Data items:
○ ○ ○ ○ ○ ○ ○
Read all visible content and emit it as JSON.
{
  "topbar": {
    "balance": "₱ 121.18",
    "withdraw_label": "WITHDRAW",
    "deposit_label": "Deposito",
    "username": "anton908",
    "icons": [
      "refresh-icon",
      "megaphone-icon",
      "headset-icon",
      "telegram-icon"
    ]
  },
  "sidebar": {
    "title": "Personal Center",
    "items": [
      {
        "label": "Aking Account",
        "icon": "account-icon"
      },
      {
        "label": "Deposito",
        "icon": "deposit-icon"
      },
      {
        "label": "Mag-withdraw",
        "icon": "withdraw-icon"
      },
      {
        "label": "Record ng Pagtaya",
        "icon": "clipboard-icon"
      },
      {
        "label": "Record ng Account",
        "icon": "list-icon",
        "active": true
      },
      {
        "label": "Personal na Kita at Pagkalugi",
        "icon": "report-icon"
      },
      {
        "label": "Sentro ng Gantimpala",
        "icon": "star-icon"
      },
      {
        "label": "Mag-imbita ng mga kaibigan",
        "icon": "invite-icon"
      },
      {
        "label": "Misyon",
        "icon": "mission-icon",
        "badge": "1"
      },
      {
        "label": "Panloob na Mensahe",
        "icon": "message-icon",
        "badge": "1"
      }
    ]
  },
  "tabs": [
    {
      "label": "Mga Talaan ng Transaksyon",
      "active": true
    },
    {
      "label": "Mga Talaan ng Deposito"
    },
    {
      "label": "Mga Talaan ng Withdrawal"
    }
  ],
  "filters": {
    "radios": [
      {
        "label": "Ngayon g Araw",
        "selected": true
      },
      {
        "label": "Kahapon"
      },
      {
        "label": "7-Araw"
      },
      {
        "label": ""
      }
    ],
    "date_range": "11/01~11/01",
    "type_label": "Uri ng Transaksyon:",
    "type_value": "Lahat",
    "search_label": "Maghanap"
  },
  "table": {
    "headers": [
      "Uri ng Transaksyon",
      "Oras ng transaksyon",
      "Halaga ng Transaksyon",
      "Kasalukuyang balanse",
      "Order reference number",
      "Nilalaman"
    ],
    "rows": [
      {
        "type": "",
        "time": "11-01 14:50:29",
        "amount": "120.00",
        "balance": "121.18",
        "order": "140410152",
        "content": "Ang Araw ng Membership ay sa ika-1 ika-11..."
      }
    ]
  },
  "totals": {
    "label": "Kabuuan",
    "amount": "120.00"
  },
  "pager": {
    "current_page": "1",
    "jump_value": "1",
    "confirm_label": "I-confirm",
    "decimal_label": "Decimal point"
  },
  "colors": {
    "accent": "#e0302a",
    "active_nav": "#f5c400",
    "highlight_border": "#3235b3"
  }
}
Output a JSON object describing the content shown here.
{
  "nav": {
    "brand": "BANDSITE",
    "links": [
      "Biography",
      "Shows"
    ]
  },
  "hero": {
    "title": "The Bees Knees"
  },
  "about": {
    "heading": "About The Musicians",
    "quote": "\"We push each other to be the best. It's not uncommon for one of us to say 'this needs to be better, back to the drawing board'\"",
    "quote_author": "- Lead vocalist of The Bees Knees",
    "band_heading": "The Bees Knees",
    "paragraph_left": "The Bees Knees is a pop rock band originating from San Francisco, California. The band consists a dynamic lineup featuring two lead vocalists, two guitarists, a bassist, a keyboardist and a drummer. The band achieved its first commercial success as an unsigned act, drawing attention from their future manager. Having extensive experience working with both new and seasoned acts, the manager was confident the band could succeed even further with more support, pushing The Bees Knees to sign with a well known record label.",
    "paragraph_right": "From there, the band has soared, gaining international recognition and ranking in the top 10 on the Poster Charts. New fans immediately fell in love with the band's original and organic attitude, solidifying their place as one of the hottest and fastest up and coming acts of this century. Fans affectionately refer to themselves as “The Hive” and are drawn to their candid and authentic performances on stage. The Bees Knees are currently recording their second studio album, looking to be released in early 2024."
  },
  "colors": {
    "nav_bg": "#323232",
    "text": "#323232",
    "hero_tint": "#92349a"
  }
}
○ ○ ○ ○ ○ ○ ○
• YOUR OBJECTIVE: Word for word, restate all of the data shown above.

• TASK RESPONSE:
Read all visible content and emit it as JSON.
{
  "topbar": {
    "balance": "₱ 121.18",
    "withdraw_label": "WITHDRAW",
    "deposit_label": "Deposito",
    "username": "anton908",
    "icons": [
      "refresh-icon",
      "megaphone-icon",
      "headset-icon",
      "telegram-icon"
    ]
  },
  "sidebar": {
    "title": "Personal Center",
    "items": [
      {
        "label": "Aking Account",
        "icon": "account-icon"
      },
      {
        "label": "Deposito",
        "icon": "deposit-icon"
      },
      {
        "label": "Mag-withdraw",
        "icon": "withdraw-icon"
      },
      {
        "label": "Record ng Pagtaya",
        "icon": "clipboard-icon"
      },
      {
        "label": "Record ng Account",
        "icon": "list-icon",
        "active": true
      },
      {
        "label": "Personal na Kita at Pagkalugi",
        "icon": "report-icon"
      },
      {
        "label": "Sentro ng Gantimpala",
        "icon": "star-icon"
      },
      {
        "label": "Mag-imbita ng mga kaibigan",
        "icon": "invite-icon"
      },
      {
        "label": "Misyon",
        "icon": "mission-icon",
        "badge": "1"
      },
      {
        "label": "Panloob na Mensahe",
        "icon": "message-icon",
        "badge": "1"
      }
    ]
  },
  "tabs": [
    {
      "label": "Mga Talaan ng Transaksyon",
      "active": true
    },
    {
      "label": "Mga Talaan ng Deposito"
    },
    {
      "label": "Mga Talaan ng Withdrawal"
    }
  ],
  "filters": {
    "radios": [
      {
        "label": "Ngayon g Araw",
        "selected": true
      },
      {
        "label": "Kahapon"
      },
      {
        "label": "7-Araw"
      },
      {
        "label": ""
      }
    ],
    "date_range": "11/01~11/01",
    "type_label": "Uri ng Transaksyon:",
    "type_value": "Lahat",
    "search_label": "Maghanap"
  },
  "table": {
    "headers": [
      "Uri ng Transaksyon",
      "Oras ng transaksyon",
      "Halaga ng Transaksyon",
      "Kasalukuyang balanse",
      "Order reference number",
      "Nilalaman"
    ],
    "rows": [
      {
        "type": "",
        "time": "11-01 14:50:29",
        "amount": "120.00",
        "balance": "121.18",
        "order": "140410152",
        "content": "Ang Araw ng Membership ay sa ika-1 ika-11..."
      }
    ]
  },
  "totals": {
    "label": "Kabuuan",
    "amount": "120.00"
  },
  "pager": {
    "current_page": "1",
    "jump_value": "1",
    "confirm_label": "I-confirm",
    "decimal_label": "Decimal point"
  },
  "colors": {
    "accent": "#e0302a",
    "active_nav": "#f5c400",
    "highlight_border": "#3235b3"
  }
}
Output a JSON object describing the content shown here.
{
  "nav": {
    "brand": "BANDSITE",
    "links": [
      "Biography",
      "Shows"
    ]
  },
  "hero": {
    "title": "The Bees Knees"
  },
  "about": {
    "heading": "About The Musicians",
    "quote": "\"We push each other to be the best. It's not uncommon for one of us to say 'this needs to be better, back to the drawing board'\"",
    "quote_author": "- Lead vocalist of The Bees Knees",
    "band_heading": "The Bees Knees",
    "paragraph_left": "The Bees Knees is a pop rock band originating from San Francisco, California. The band consists a dynamic lineup featuring two lead vocalists, two guitarists, a bassist, a keyboardist and a drummer. The band achieved its first commercial success as an unsigned act, drawing attention from their future manager. Having extensive experience working with both new and seasoned acts, the manager was confident the band could succeed even further with more support, pushing The Bees Knees to sign with a well known record label.",
    "paragraph_right": "From there, the band has soared, gaining international recognition and ranking in the top 10 on the Poster Charts. New fans immediately fell in love with the band's original and organic attitude, solidifying their place as one of the hottest and fastest up and coming acts of this century. Fans affectionately refer to themselves as “The Hive” and are drawn to their candid and authentic performances on stage. The Bees Knees are currently recording their second studio album, looking to be released in early 2024."
  },
  "colors": {
    "nav_bg": "#323232",
    "text": "#323232",
    "hero_tint": "#92349a"
  }
}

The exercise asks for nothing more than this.